- _Stored data_:
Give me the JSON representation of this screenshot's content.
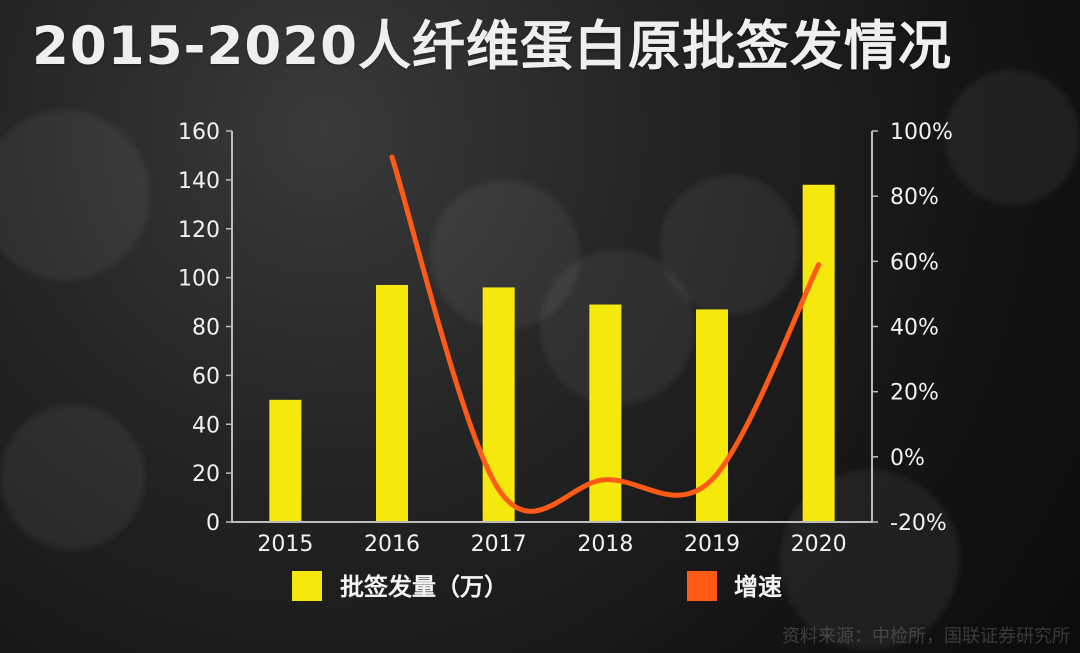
{
  "chart_data": {
    "type": "bar",
    "title": "2015-2020人纤维蛋白原批签发情况",
    "categories": [
      "2015",
      "2016",
      "2017",
      "2018",
      "2019",
      "2020"
    ],
    "left_axis": {
      "ylim": [
        0,
        160
      ],
      "ticks": [
        "0",
        "20",
        "40",
        "60",
        "80",
        "100",
        "120",
        "140",
        "160"
      ]
    },
    "right_axis": {
      "ylim": [
        -20,
        100
      ],
      "ticks": [
        "-20%",
        "0%",
        "20%",
        "40%",
        "60%",
        "80%",
        "100%"
      ]
    },
    "series": [
      {
        "name": "批签发量（万）",
        "type": "bar",
        "axis": "left",
        "color": "#f4e80d",
        "values": [
          50,
          97,
          96,
          89,
          87,
          138
        ]
      },
      {
        "name": "增速",
        "type": "line",
        "axis": "right",
        "color": "#ff5b17",
        "values": [
          null,
          92,
          -10,
          -7,
          -7,
          59
        ]
      }
    ],
    "grid": false,
    "legend_position": "bottom",
    "source": "资料来源：中检所，国联证券研究所"
  }
}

- _Stated task_:
Omit the pictures. Transcribe every record exactly.

- _Answer_:
Give me the JSON representation of this screenshot's content.
{
  "chart_data": {
    "type": "bar",
    "title": "2015-2020人纤维蛋白原批签发情况",
    "categories": [
      "2015",
      "2016",
      "2017",
      "2018",
      "2019",
      "2020"
    ],
    "left_axis": {
      "ylim": [
        0,
        160
      ],
      "ticks": [
        "0",
        "20",
        "40",
        "60",
        "80",
        "100",
        "120",
        "140",
        "160"
      ]
    },
    "right_axis": {
      "ylim": [
        -20,
        100
      ],
      "ticks": [
        "-20%",
        "0%",
        "20%",
        "40%",
        "60%",
        "80%",
        "100%"
      ]
    },
    "series": [
      {
        "name": "批签发量（万）",
        "type": "bar",
        "axis": "left",
        "color": "#f4e80d",
        "values": [
          50,
          97,
          96,
          89,
          87,
          138
        ]
      },
      {
        "name": "增速",
        "type": "line",
        "axis": "right",
        "color": "#ff5b17",
        "values": [
          null,
          92,
          -10,
          -7,
          -7,
          59
        ]
      }
    ],
    "grid": false,
    "legend_position": "bottom",
    "source": "资料来源：中检所，国联证券研究所"
  }
}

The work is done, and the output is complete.